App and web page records
------------------------------

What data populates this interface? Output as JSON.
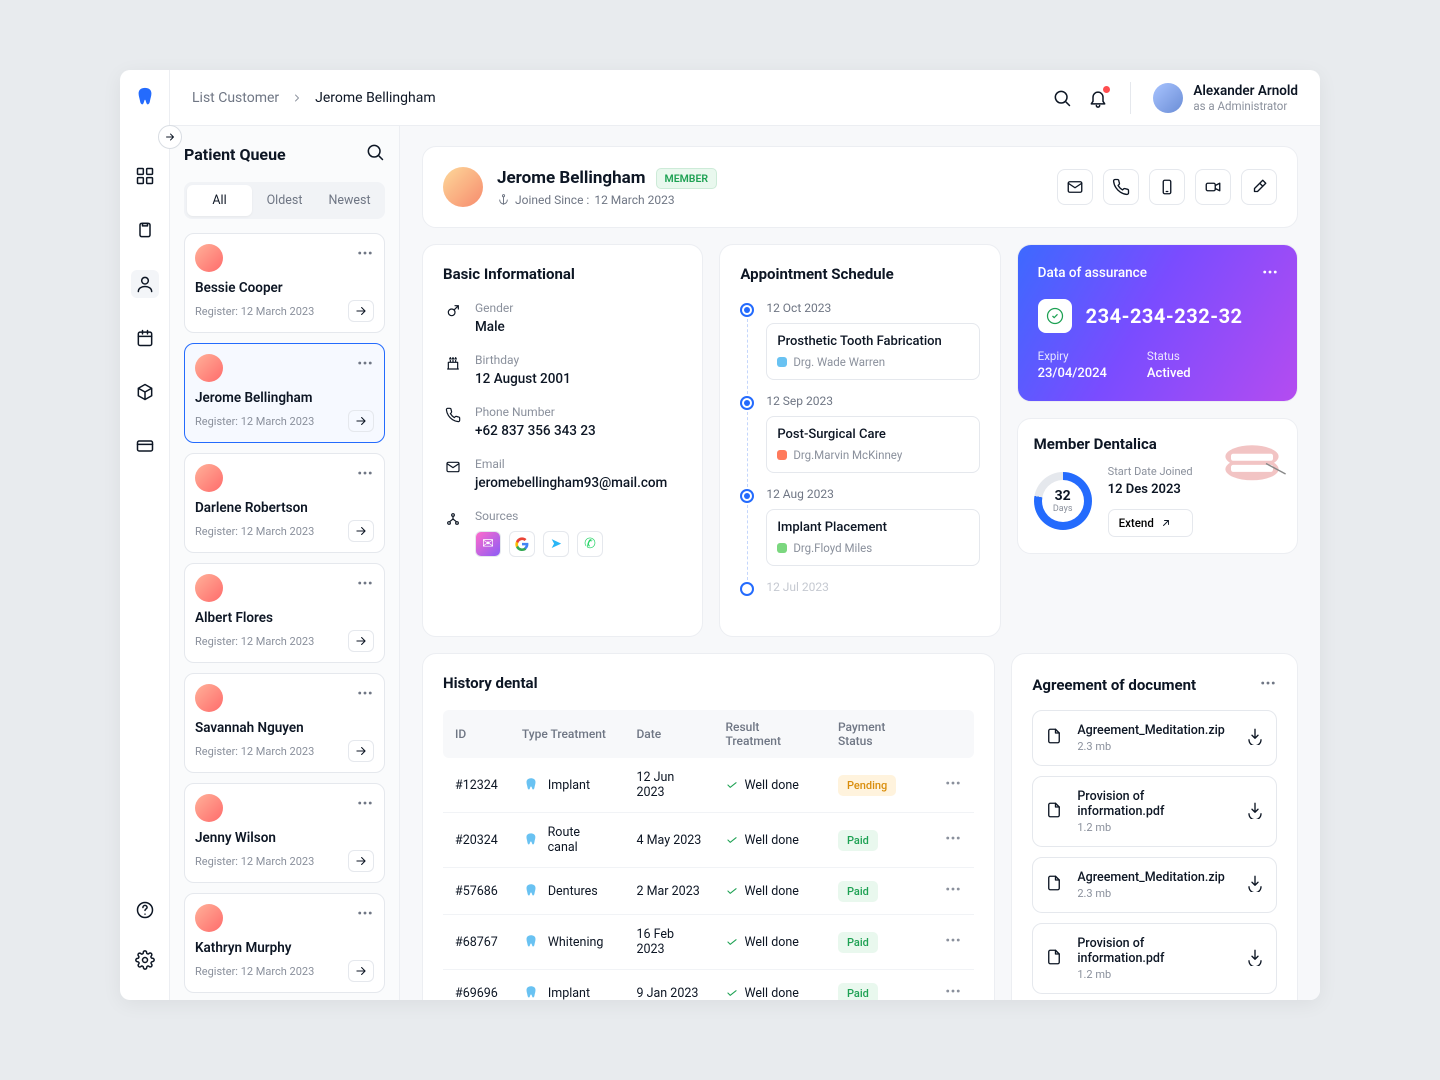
{
  "breadcrumb": {
    "root": "List Customer",
    "current": "Jerome Bellingham"
  },
  "user": {
    "name": "Alexander Arnold",
    "role": "as a Administrator"
  },
  "queue": {
    "title": "Patient Queue",
    "tabs": {
      "all": "All",
      "oldest": "Oldest",
      "newest": "Newest"
    },
    "patients": [
      {
        "name": "Bessie Cooper",
        "register_prefix": "Register:",
        "register_date": "12 March 2023"
      },
      {
        "name": "Jerome Bellingham",
        "register_prefix": "Register:",
        "register_date": "12 March 2023"
      },
      {
        "name": "Darlene Robertson",
        "register_prefix": "Register:",
        "register_date": "12 March 2023"
      },
      {
        "name": "Albert Flores",
        "register_prefix": "Register:",
        "register_date": "12 March 2023"
      },
      {
        "name": "Savannah Nguyen",
        "register_prefix": "Register:",
        "register_date": "12 March 2023"
      },
      {
        "name": "Jenny Wilson",
        "register_prefix": "Register:",
        "register_date": "12 March 2023"
      },
      {
        "name": "Kathryn Murphy",
        "register_prefix": "Register:",
        "register_date": "12 March 2023"
      }
    ]
  },
  "patient": {
    "name": "Jerome Bellingham",
    "badge": "MEMBER",
    "joined_label": "Joined Since :",
    "joined_date": "12 March 2023"
  },
  "basic": {
    "title": "Basic Informational",
    "gender_label": "Gender",
    "gender": "Male",
    "birthday_label": "Birthday",
    "birthday": "12 August 2001",
    "phone_label": "Phone Number",
    "phone": "+62 837 356 343 23",
    "email_label": "Email",
    "email": "jeromebellingham93@mail.com",
    "sources_label": "Sources"
  },
  "appointments": {
    "title": "Appointment Schedule",
    "items": [
      {
        "date": "12 Oct 2023",
        "title": "Prosthetic Tooth Fabrication",
        "doctor": "Drg. Wade Warren",
        "color": "#69c2f2"
      },
      {
        "date": "12 Sep 2023",
        "title": "Post-Surgical Care",
        "doctor": "Drg.Marvin McKinney",
        "color": "#ff7a5c"
      },
      {
        "date": "12 Aug 2023",
        "title": "Implant Placement",
        "doctor": "Drg.Floyd Miles",
        "color": "#7bd77f"
      },
      {
        "date": "12 Jul 2023"
      }
    ]
  },
  "assurance": {
    "title": "Data of assurance",
    "number": "234-234-232-32",
    "expiry_label": "Expiry",
    "expiry": "23/04/2024",
    "status_label": "Status",
    "status": "Actived"
  },
  "member": {
    "title": "Member Dentalica",
    "days": "32",
    "days_label": "Days",
    "start_label": "Start Date Joined",
    "start_date": "12 Des 2023",
    "extend": "Extend"
  },
  "history": {
    "title": "History dental",
    "headers": {
      "id": "ID",
      "type": "Type Treatment",
      "date": "Date",
      "result": "Result Treatment",
      "status": "Payment Status"
    },
    "rows": [
      {
        "id": "#12324",
        "type": "Implant",
        "date": "12 Jun 2023",
        "result": "Well done",
        "status": "Pending"
      },
      {
        "id": "#20324",
        "type": "Route canal",
        "date": "4 May 2023",
        "result": "Well done",
        "status": "Paid"
      },
      {
        "id": "#57686",
        "type": "Dentures",
        "date": "2 Mar 2023",
        "result": "Well done",
        "status": "Paid"
      },
      {
        "id": "#68767",
        "type": "Whitening",
        "date": "16 Feb 2023",
        "result": "Well done",
        "status": "Paid"
      },
      {
        "id": "#69696",
        "type": "Implant",
        "date": "9 Jan 2023",
        "result": "Well done",
        "status": "Paid"
      }
    ]
  },
  "agreement": {
    "title": "Agreement of document",
    "docs": [
      {
        "name": "Agreement_Meditation.zip",
        "size": "2.3 mb"
      },
      {
        "name": "Provision of information.pdf",
        "size": "1.2 mb"
      },
      {
        "name": "Agreement_Meditation.zip",
        "size": "2.3 mb"
      },
      {
        "name": "Provision of information.pdf",
        "size": "1.2 mb"
      }
    ]
  }
}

------------------------------

* **Problem statement**
Restate the records above in full and word for word, but do not carry over any pictures.

* **Output of the exercise**
What data populates this interface? Output as JSON.
{
  "breadcrumb": {
    "root": "List Customer",
    "current": "Jerome Bellingham"
  },
  "user": {
    "name": "Alexander Arnold",
    "role": "as a Administrator"
  },
  "queue": {
    "title": "Patient Queue",
    "tabs": {
      "all": "All",
      "oldest": "Oldest",
      "newest": "Newest"
    },
    "patients": [
      {
        "name": "Bessie Cooper",
        "register_prefix": "Register:",
        "register_date": "12 March 2023"
      },
      {
        "name": "Jerome Bellingham",
        "register_prefix": "Register:",
        "register_date": "12 March 2023"
      },
      {
        "name": "Darlene Robertson",
        "register_prefix": "Register:",
        "register_date": "12 March 2023"
      },
      {
        "name": "Albert Flores",
        "register_prefix": "Register:",
        "register_date": "12 March 2023"
      },
      {
        "name": "Savannah Nguyen",
        "register_prefix": "Register:",
        "register_date": "12 March 2023"
      },
      {
        "name": "Jenny Wilson",
        "register_prefix": "Register:",
        "register_date": "12 March 2023"
      },
      {
        "name": "Kathryn Murphy",
        "register_prefix": "Register:",
        "register_date": "12 March 2023"
      }
    ]
  },
  "patient": {
    "name": "Jerome Bellingham",
    "badge": "MEMBER",
    "joined_label": "Joined Since :",
    "joined_date": "12 March 2023"
  },
  "basic": {
    "title": "Basic Informational",
    "gender_label": "Gender",
    "gender": "Male",
    "birthday_label": "Birthday",
    "birthday": "12 August 2001",
    "phone_label": "Phone Number",
    "phone": "+62 837 356 343 23",
    "email_label": "Email",
    "email": "jeromebellingham93@mail.com",
    "sources_label": "Sources"
  },
  "appointments": {
    "title": "Appointment Schedule",
    "items": [
      {
        "date": "12 Oct 2023",
        "title": "Prosthetic Tooth Fabrication",
        "doctor": "Drg. Wade Warren",
        "color": "#69c2f2"
      },
      {
        "date": "12 Sep 2023",
        "title": "Post-Surgical Care",
        "doctor": "Drg.Marvin McKinney",
        "color": "#ff7a5c"
      },
      {
        "date": "12 Aug 2023",
        "title": "Implant Placement",
        "doctor": "Drg.Floyd Miles",
        "color": "#7bd77f"
      },
      {
        "date": "12 Jul 2023"
      }
    ]
  },
  "assurance": {
    "title": "Data of assurance",
    "number": "234-234-232-32",
    "expiry_label": "Expiry",
    "expiry": "23/04/2024",
    "status_label": "Status",
    "status": "Actived"
  },
  "member": {
    "title": "Member Dentalica",
    "days": "32",
    "days_label": "Days",
    "start_label": "Start Date Joined",
    "start_date": "12 Des 2023",
    "extend": "Extend"
  },
  "history": {
    "title": "History dental",
    "headers": {
      "id": "ID",
      "type": "Type Treatment",
      "date": "Date",
      "result": "Result Treatment",
      "status": "Payment Status"
    },
    "rows": [
      {
        "id": "#12324",
        "type": "Implant",
        "date": "12 Jun 2023",
        "result": "Well done",
        "status": "Pending"
      },
      {
        "id": "#20324",
        "type": "Route canal",
        "date": "4 May 2023",
        "result": "Well done",
        "status": "Paid"
      },
      {
        "id": "#57686",
        "type": "Dentures",
        "date": "2 Mar 2023",
        "result": "Well done",
        "status": "Paid"
      },
      {
        "id": "#68767",
        "type": "Whitening",
        "date": "16 Feb 2023",
        "result": "Well done",
        "status": "Paid"
      },
      {
        "id": "#69696",
        "type": "Implant",
        "date": "9 Jan 2023",
        "result": "Well done",
        "status": "Paid"
      }
    ]
  },
  "agreement": {
    "title": "Agreement of document",
    "docs": [
      {
        "name": "Agreement_Meditation.zip",
        "size": "2.3 mb"
      },
      {
        "name": "Provision of information.pdf",
        "size": "1.2 mb"
      },
      {
        "name": "Agreement_Meditation.zip",
        "size": "2.3 mb"
      },
      {
        "name": "Provision of information.pdf",
        "size": "1.2 mb"
      }
    ]
  }
}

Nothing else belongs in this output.